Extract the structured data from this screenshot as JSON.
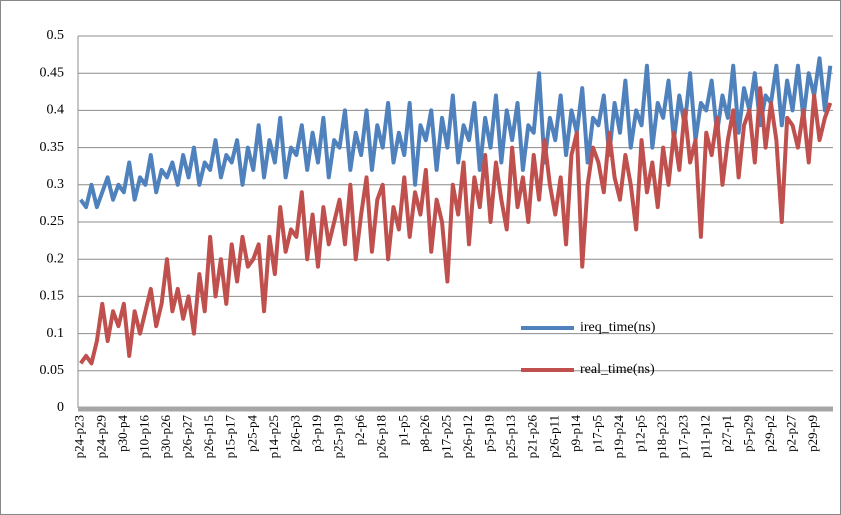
{
  "chart_data": {
    "type": "line",
    "categories": [
      "p24-p23",
      null,
      null,
      null,
      "p24-p29",
      null,
      null,
      null,
      "p30-p4",
      null,
      null,
      null,
      "p10-p16",
      null,
      null,
      null,
      "p30-p26",
      null,
      null,
      null,
      "p26-p27",
      null,
      null,
      null,
      "p26-p15",
      null,
      null,
      null,
      "p15-p17",
      null,
      null,
      null,
      "p25-p4",
      null,
      null,
      null,
      "p14-p25",
      null,
      null,
      null,
      "p26-p3",
      null,
      null,
      null,
      "p3-p19",
      null,
      null,
      null,
      "p25-p19",
      null,
      null,
      null,
      "p2-p6",
      null,
      null,
      null,
      "p26-p18",
      null,
      null,
      null,
      "p1-p5",
      null,
      null,
      null,
      "p8-p26",
      null,
      null,
      null,
      "p17-p25",
      null,
      null,
      null,
      "p26-p12",
      null,
      null,
      null,
      "p5-p19",
      null,
      null,
      null,
      "p25-p13",
      null,
      null,
      null,
      "p21-p26",
      null,
      null,
      null,
      "p26-p11",
      null,
      null,
      null,
      "p9-p14",
      null,
      null,
      null,
      "p17-p5",
      null,
      null,
      null,
      "p19-p24",
      null,
      null,
      null,
      "p12-p5",
      null,
      null,
      null,
      "p18-p23",
      null,
      null,
      null,
      "p17-p23",
      null,
      null,
      null,
      "p11-p12",
      null,
      null,
      null,
      "p27-p1",
      null,
      null,
      null,
      "p5-p29",
      null,
      null,
      null,
      "p29-p2",
      null,
      null,
      null,
      "p2-p27",
      null,
      null,
      null,
      "p29-p9",
      null,
      null,
      null
    ],
    "series": [
      {
        "name": "ireq_time(ns)",
        "color": "#4f81bd",
        "values": [
          0.28,
          0.27,
          0.3,
          0.27,
          0.29,
          0.31,
          0.28,
          0.3,
          0.29,
          0.33,
          0.28,
          0.31,
          0.3,
          0.34,
          0.29,
          0.32,
          0.31,
          0.33,
          0.3,
          0.34,
          0.31,
          0.35,
          0.3,
          0.33,
          0.32,
          0.36,
          0.31,
          0.34,
          0.33,
          0.36,
          0.3,
          0.35,
          0.32,
          0.38,
          0.31,
          0.36,
          0.33,
          0.39,
          0.31,
          0.35,
          0.34,
          0.38,
          0.32,
          0.37,
          0.33,
          0.39,
          0.31,
          0.36,
          0.35,
          0.4,
          0.32,
          0.37,
          0.34,
          0.4,
          0.32,
          0.38,
          0.35,
          0.41,
          0.33,
          0.37,
          0.34,
          0.41,
          0.3,
          0.38,
          0.36,
          0.4,
          0.32,
          0.39,
          0.35,
          0.42,
          0.33,
          0.38,
          0.36,
          0.41,
          0.32,
          0.39,
          0.35,
          0.42,
          0.33,
          0.4,
          0.36,
          0.41,
          0.32,
          0.38,
          0.37,
          0.45,
          0.33,
          0.39,
          0.36,
          0.42,
          0.34,
          0.4,
          0.37,
          0.43,
          0.33,
          0.39,
          0.38,
          0.42,
          0.34,
          0.41,
          0.37,
          0.44,
          0.35,
          0.4,
          0.38,
          0.46,
          0.35,
          0.41,
          0.39,
          0.44,
          0.36,
          0.42,
          0.38,
          0.45,
          0.36,
          0.41,
          0.4,
          0.44,
          0.37,
          0.42,
          0.39,
          0.46,
          0.37,
          0.43,
          0.4,
          0.45,
          0.38,
          0.42,
          0.41,
          0.46,
          0.38,
          0.44,
          0.4,
          0.46,
          0.39,
          0.45,
          0.42,
          0.47,
          0.4,
          0.46
        ]
      },
      {
        "name": "real_time(ns)",
        "color": "#c0504d",
        "values": [
          0.06,
          0.07,
          0.06,
          0.09,
          0.14,
          0.09,
          0.13,
          0.11,
          0.14,
          0.07,
          0.13,
          0.1,
          0.13,
          0.16,
          0.11,
          0.14,
          0.2,
          0.13,
          0.16,
          0.12,
          0.15,
          0.1,
          0.18,
          0.13,
          0.23,
          0.15,
          0.2,
          0.14,
          0.22,
          0.17,
          0.23,
          0.19,
          0.2,
          0.22,
          0.13,
          0.23,
          0.18,
          0.27,
          0.21,
          0.24,
          0.23,
          0.29,
          0.2,
          0.26,
          0.19,
          0.27,
          0.22,
          0.25,
          0.28,
          0.22,
          0.3,
          0.2,
          0.26,
          0.31,
          0.21,
          0.28,
          0.3,
          0.2,
          0.27,
          0.24,
          0.31,
          0.23,
          0.29,
          0.26,
          0.32,
          0.21,
          0.28,
          0.25,
          0.17,
          0.3,
          0.26,
          0.33,
          0.22,
          0.31,
          0.27,
          0.34,
          0.25,
          0.33,
          0.28,
          0.24,
          0.35,
          0.27,
          0.31,
          0.25,
          0.34,
          0.28,
          0.36,
          0.3,
          0.26,
          0.31,
          0.22,
          0.34,
          0.37,
          0.19,
          0.3,
          0.35,
          0.33,
          0.29,
          0.37,
          0.31,
          0.28,
          0.34,
          0.3,
          0.24,
          0.36,
          0.29,
          0.33,
          0.27,
          0.35,
          0.3,
          0.37,
          0.32,
          0.4,
          0.33,
          0.36,
          0.23,
          0.37,
          0.34,
          0.39,
          0.3,
          0.36,
          0.4,
          0.31,
          0.38,
          0.4,
          0.33,
          0.43,
          0.35,
          0.41,
          0.36,
          0.25,
          0.39,
          0.38,
          0.35,
          0.4,
          0.33,
          0.42,
          0.36,
          0.39,
          0.41
        ]
      }
    ],
    "ylim": [
      0,
      0.5
    ],
    "yticks": [
      0,
      0.05,
      0.1,
      0.15,
      0.2,
      0.25,
      0.3,
      0.35,
      0.4,
      0.45,
      0.5
    ],
    "grid": true
  }
}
------------
The records above are to be quoted exactly, with all pictures left out.

Extract the structured data from this screenshot as JSON.
{
  "chart_data": {
    "type": "line",
    "categories": [
      "p24-p23",
      null,
      null,
      null,
      "p24-p29",
      null,
      null,
      null,
      "p30-p4",
      null,
      null,
      null,
      "p10-p16",
      null,
      null,
      null,
      "p30-p26",
      null,
      null,
      null,
      "p26-p27",
      null,
      null,
      null,
      "p26-p15",
      null,
      null,
      null,
      "p15-p17",
      null,
      null,
      null,
      "p25-p4",
      null,
      null,
      null,
      "p14-p25",
      null,
      null,
      null,
      "p26-p3",
      null,
      null,
      null,
      "p3-p19",
      null,
      null,
      null,
      "p25-p19",
      null,
      null,
      null,
      "p2-p6",
      null,
      null,
      null,
      "p26-p18",
      null,
      null,
      null,
      "p1-p5",
      null,
      null,
      null,
      "p8-p26",
      null,
      null,
      null,
      "p17-p25",
      null,
      null,
      null,
      "p26-p12",
      null,
      null,
      null,
      "p5-p19",
      null,
      null,
      null,
      "p25-p13",
      null,
      null,
      null,
      "p21-p26",
      null,
      null,
      null,
      "p26-p11",
      null,
      null,
      null,
      "p9-p14",
      null,
      null,
      null,
      "p17-p5",
      null,
      null,
      null,
      "p19-p24",
      null,
      null,
      null,
      "p12-p5",
      null,
      null,
      null,
      "p18-p23",
      null,
      null,
      null,
      "p17-p23",
      null,
      null,
      null,
      "p11-p12",
      null,
      null,
      null,
      "p27-p1",
      null,
      null,
      null,
      "p5-p29",
      null,
      null,
      null,
      "p29-p2",
      null,
      null,
      null,
      "p2-p27",
      null,
      null,
      null,
      "p29-p9",
      null,
      null,
      null
    ],
    "series": [
      {
        "name": "ireq_time(ns)",
        "color": "#4f81bd",
        "values": [
          0.28,
          0.27,
          0.3,
          0.27,
          0.29,
          0.31,
          0.28,
          0.3,
          0.29,
          0.33,
          0.28,
          0.31,
          0.3,
          0.34,
          0.29,
          0.32,
          0.31,
          0.33,
          0.3,
          0.34,
          0.31,
          0.35,
          0.3,
          0.33,
          0.32,
          0.36,
          0.31,
          0.34,
          0.33,
          0.36,
          0.3,
          0.35,
          0.32,
          0.38,
          0.31,
          0.36,
          0.33,
          0.39,
          0.31,
          0.35,
          0.34,
          0.38,
          0.32,
          0.37,
          0.33,
          0.39,
          0.31,
          0.36,
          0.35,
          0.4,
          0.32,
          0.37,
          0.34,
          0.4,
          0.32,
          0.38,
          0.35,
          0.41,
          0.33,
          0.37,
          0.34,
          0.41,
          0.3,
          0.38,
          0.36,
          0.4,
          0.32,
          0.39,
          0.35,
          0.42,
          0.33,
          0.38,
          0.36,
          0.41,
          0.32,
          0.39,
          0.35,
          0.42,
          0.33,
          0.4,
          0.36,
          0.41,
          0.32,
          0.38,
          0.37,
          0.45,
          0.33,
          0.39,
          0.36,
          0.42,
          0.34,
          0.4,
          0.37,
          0.43,
          0.33,
          0.39,
          0.38,
          0.42,
          0.34,
          0.41,
          0.37,
          0.44,
          0.35,
          0.4,
          0.38,
          0.46,
          0.35,
          0.41,
          0.39,
          0.44,
          0.36,
          0.42,
          0.38,
          0.45,
          0.36,
          0.41,
          0.4,
          0.44,
          0.37,
          0.42,
          0.39,
          0.46,
          0.37,
          0.43,
          0.4,
          0.45,
          0.38,
          0.42,
          0.41,
          0.46,
          0.38,
          0.44,
          0.4,
          0.46,
          0.39,
          0.45,
          0.42,
          0.47,
          0.4,
          0.46
        ]
      },
      {
        "name": "real_time(ns)",
        "color": "#c0504d",
        "values": [
          0.06,
          0.07,
          0.06,
          0.09,
          0.14,
          0.09,
          0.13,
          0.11,
          0.14,
          0.07,
          0.13,
          0.1,
          0.13,
          0.16,
          0.11,
          0.14,
          0.2,
          0.13,
          0.16,
          0.12,
          0.15,
          0.1,
          0.18,
          0.13,
          0.23,
          0.15,
          0.2,
          0.14,
          0.22,
          0.17,
          0.23,
          0.19,
          0.2,
          0.22,
          0.13,
          0.23,
          0.18,
          0.27,
          0.21,
          0.24,
          0.23,
          0.29,
          0.2,
          0.26,
          0.19,
          0.27,
          0.22,
          0.25,
          0.28,
          0.22,
          0.3,
          0.2,
          0.26,
          0.31,
          0.21,
          0.28,
          0.3,
          0.2,
          0.27,
          0.24,
          0.31,
          0.23,
          0.29,
          0.26,
          0.32,
          0.21,
          0.28,
          0.25,
          0.17,
          0.3,
          0.26,
          0.33,
          0.22,
          0.31,
          0.27,
          0.34,
          0.25,
          0.33,
          0.28,
          0.24,
          0.35,
          0.27,
          0.31,
          0.25,
          0.34,
          0.28,
          0.36,
          0.3,
          0.26,
          0.31,
          0.22,
          0.34,
          0.37,
          0.19,
          0.3,
          0.35,
          0.33,
          0.29,
          0.37,
          0.31,
          0.28,
          0.34,
          0.3,
          0.24,
          0.36,
          0.29,
          0.33,
          0.27,
          0.35,
          0.3,
          0.37,
          0.32,
          0.4,
          0.33,
          0.36,
          0.23,
          0.37,
          0.34,
          0.39,
          0.3,
          0.36,
          0.4,
          0.31,
          0.38,
          0.4,
          0.33,
          0.43,
          0.35,
          0.41,
          0.36,
          0.25,
          0.39,
          0.38,
          0.35,
          0.4,
          0.33,
          0.42,
          0.36,
          0.39,
          0.41
        ]
      }
    ],
    "ylim": [
      0,
      0.5
    ],
    "yticks": [
      0,
      0.05,
      0.1,
      0.15,
      0.2,
      0.25,
      0.3,
      0.35,
      0.4,
      0.45,
      0.5
    ],
    "grid": true
  }
}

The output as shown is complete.